Exercise:
Transcribe the listing verbatim. Do not carry over any pictures.

Stored records:
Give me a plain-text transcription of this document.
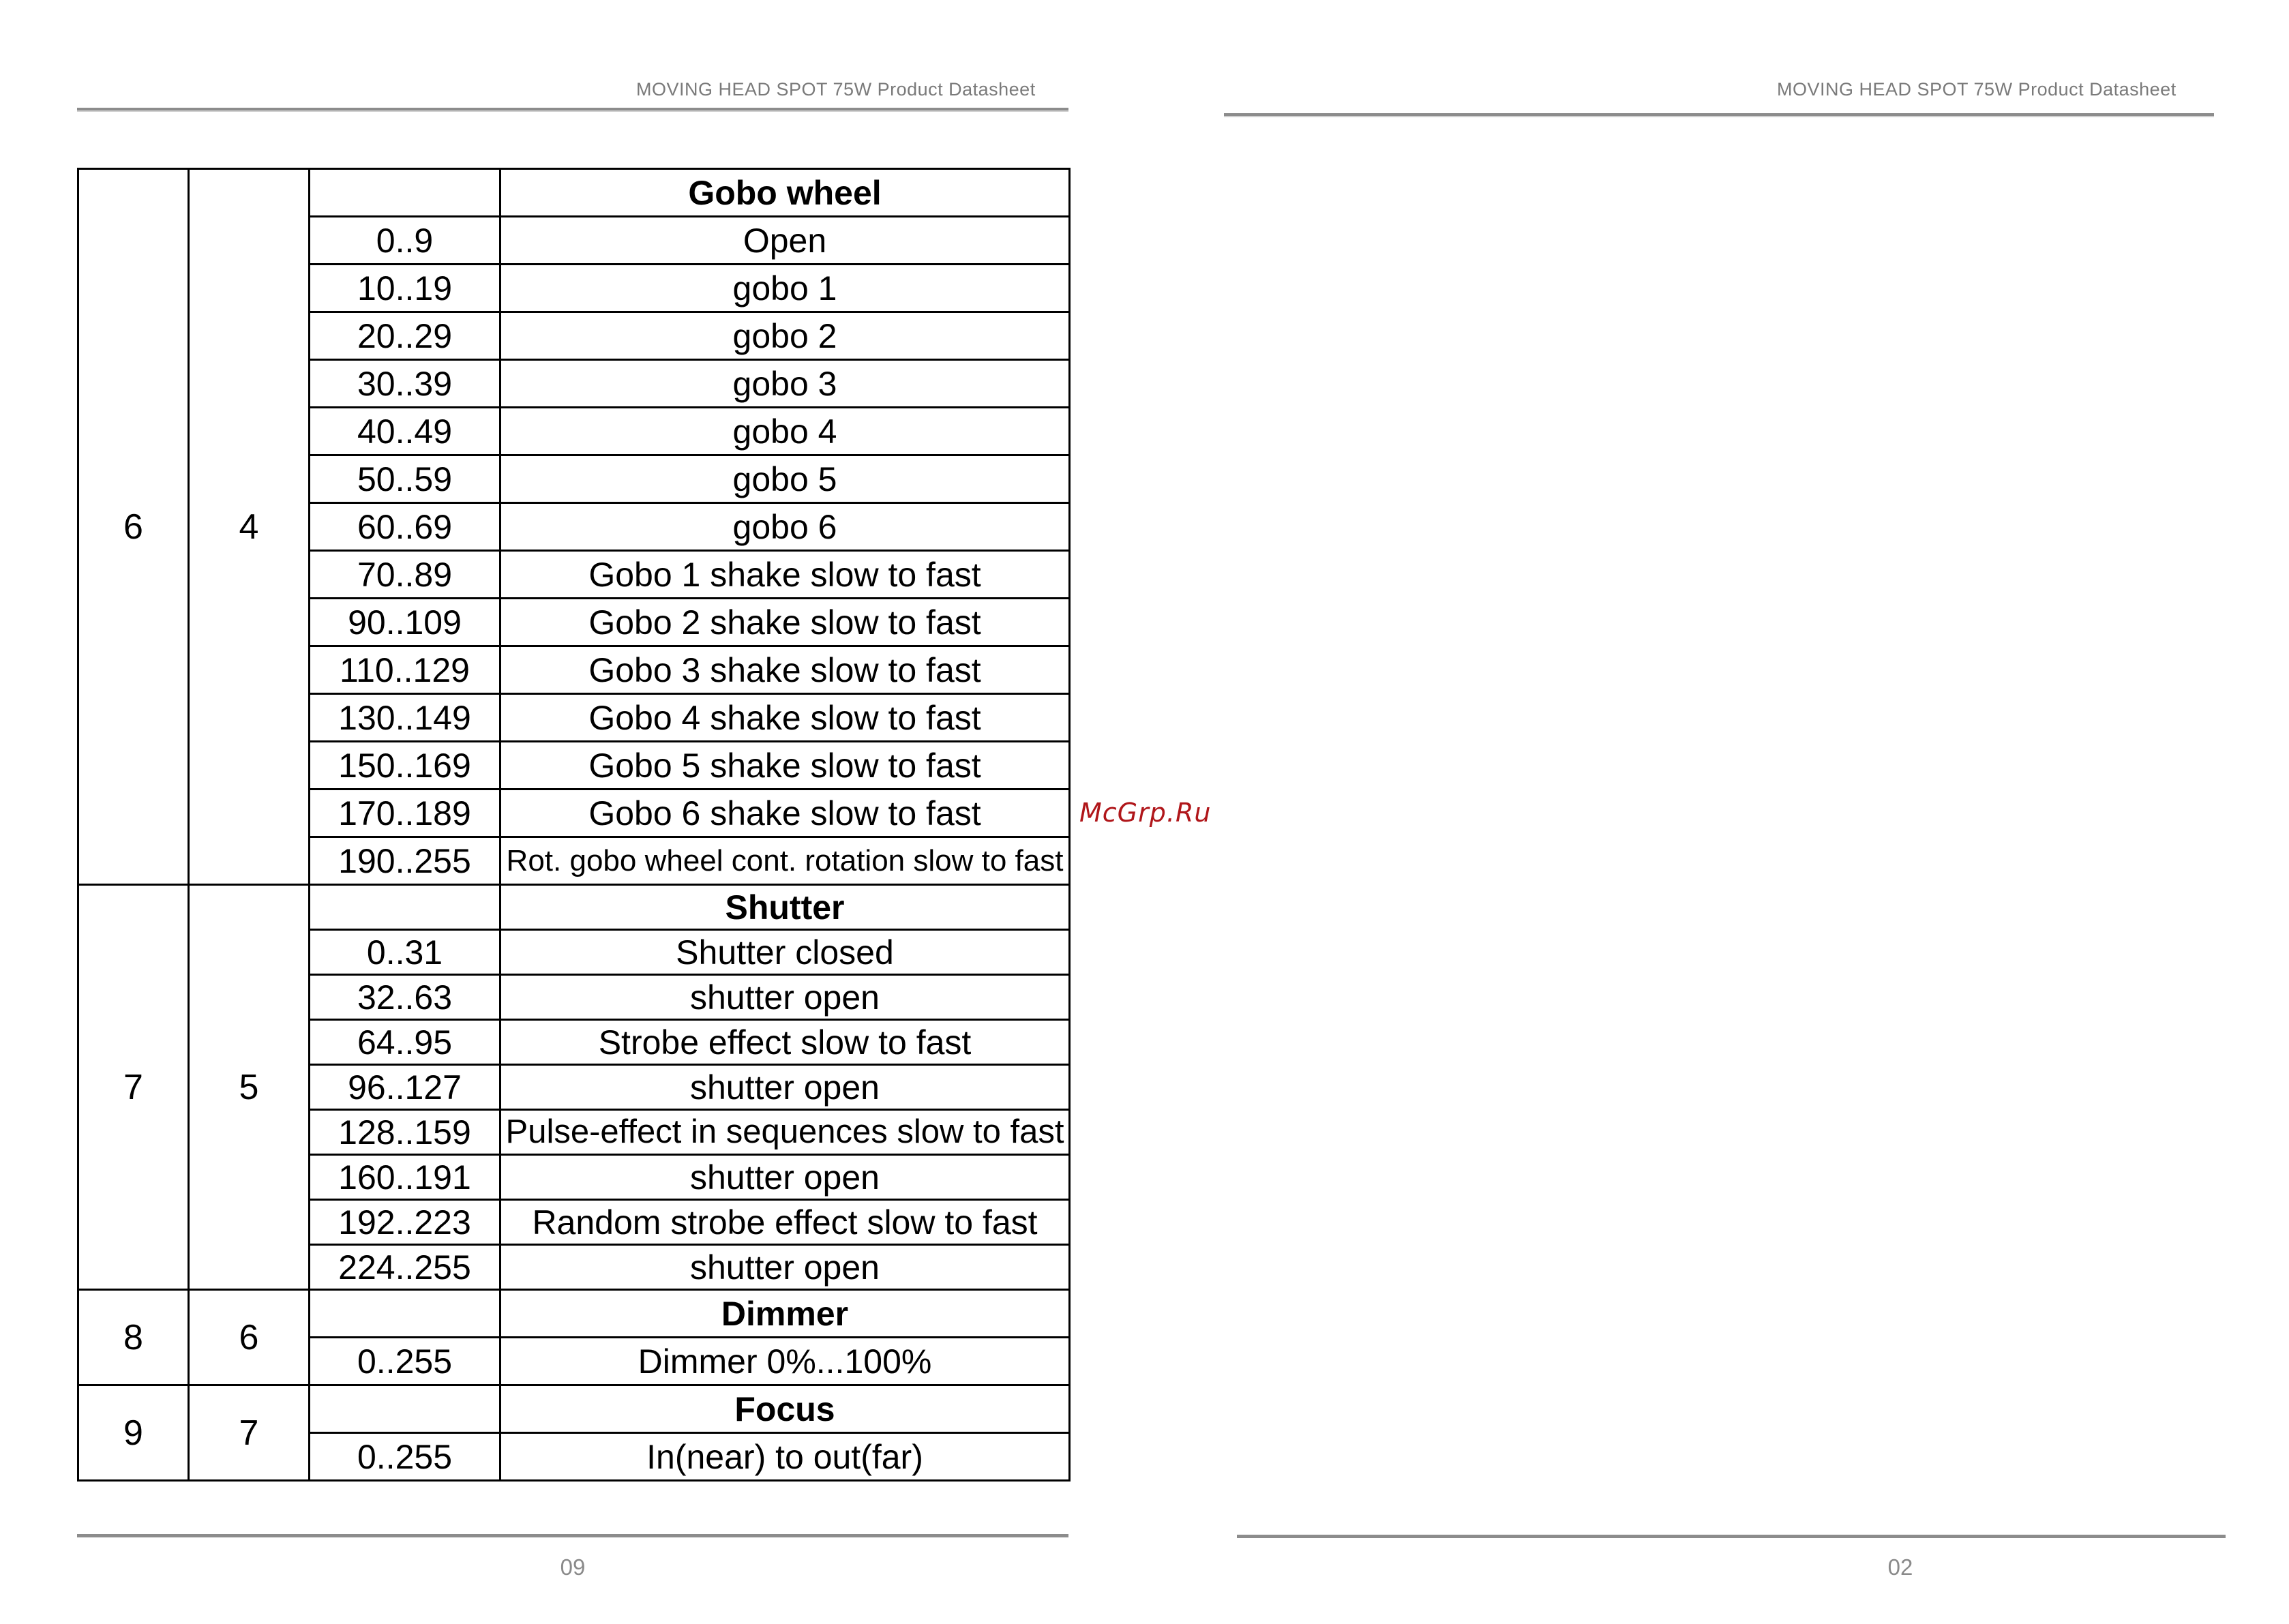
MOVING HEAD SPOT 75W Product Datasheet
6	4		Gobo wheel
		0..9	Open
		10..19	gobo 1
		20..29	gobo 2
		30..39	gobo 3
		40..49	gobo 4
		50..59	gobo 5
		60..69	gobo 6
		70..89	Gobo 1 shake slow to fast
		90..109	Gobo 2 shake slow to fast
		110..129	Gobo 3 shake slow to fast
		130..149	Gobo 4 shake slow to fast
		150..169	Gobo 5 shake slow to fast
		170..189	Gobo 6 shake slow to fast
		190..255	Rot. gobo wheel cont. rotation slow to fast
7	5		Shutter
		0..31	Shutter closed
		32..63	shutter open
		64..95	Strobe effect slow to fast
		96..127	shutter open
		128..159	Pulse-effect in sequences slow to fast
		160..191	shutter open
		192..223	Random strobe effect slow to fast
		224..255	shutter open
8	6		Dimmer
		0..255	Dimmer 0%...100%
9	7		Focus
		0..255	In(near) to out(far)
09
McGrp.Ru
MOVING HEAD SPOT 75W Product Datasheet
02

Worked solution:
Give me a plain-text transcription of this document.
MOVING HEAD SPOT 75W Product Datasheet
6	4		Gobo wheel
		0..9	Open
		10..19	gobo 1
		20..29	gobo 2
		30..39	gobo 3
		40..49	gobo 4
		50..59	gobo 5
		60..69	gobo 6
		70..89	Gobo 1 shake slow to fast
		90..109	Gobo 2 shake slow to fast
		110..129	Gobo 3 shake slow to fast
		130..149	Gobo 4 shake slow to fast
		150..169	Gobo 5 shake slow to fast
		170..189	Gobo 6 shake slow to fast
		190..255	Rot. gobo wheel cont. rotation slow to fast
7	5		Shutter
		0..31	Shutter closed
		32..63	shutter open
		64..95	Strobe effect slow to fast
		96..127	shutter open
		128..159	Pulse-effect in sequences slow to fast
		160..191	shutter open
		192..223	Random strobe effect slow to fast
		224..255	shutter open
8	6		Dimmer
		0..255	Dimmer 0%...100%
9	7		Focus
		0..255	In(near) to out(far)
09
McGrp.Ru
MOVING HEAD SPOT 75W Product Datasheet
02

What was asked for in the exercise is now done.